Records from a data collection
□ □ □

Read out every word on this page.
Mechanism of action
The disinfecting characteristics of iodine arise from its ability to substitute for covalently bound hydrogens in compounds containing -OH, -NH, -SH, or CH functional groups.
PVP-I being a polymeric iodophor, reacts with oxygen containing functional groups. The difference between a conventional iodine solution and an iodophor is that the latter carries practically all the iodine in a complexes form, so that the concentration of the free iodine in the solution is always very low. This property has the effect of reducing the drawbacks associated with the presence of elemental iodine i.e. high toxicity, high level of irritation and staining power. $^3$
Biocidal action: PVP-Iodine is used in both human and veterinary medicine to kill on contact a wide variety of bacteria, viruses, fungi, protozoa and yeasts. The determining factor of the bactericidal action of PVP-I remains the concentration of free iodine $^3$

□ □ □

Search the entries for the word "iodine" and show every line that has it.

◆ Response:
The disinfecting characteristics of iodine arise from its ability to substitute for covalently bound hydrogens in compounds containing -OH, -NH, -SH, or CH functional groups.
PVP-I being a polymeric iodophor, reacts with oxygen containing functional groups. The difference between a conventional iodine solution and an iodophor is that the latter carries practically all the iodine in a complexes form, so that the concentration of the free iodine in the solution is always very low. This property has the effect of reducing the drawbacks associated with the presence of elemental iodine i.e. high toxicity, high level of irritation and staining power. $^3$
Biocidal action: PVP-Iodine is used in both human and veterinary medicine to kill on contact a wide variety of bacteria, viruses, fungi, protozoa and yeasts. The determining factor of the bactericidal action of PVP-I remains the concentration of free iodine $^3$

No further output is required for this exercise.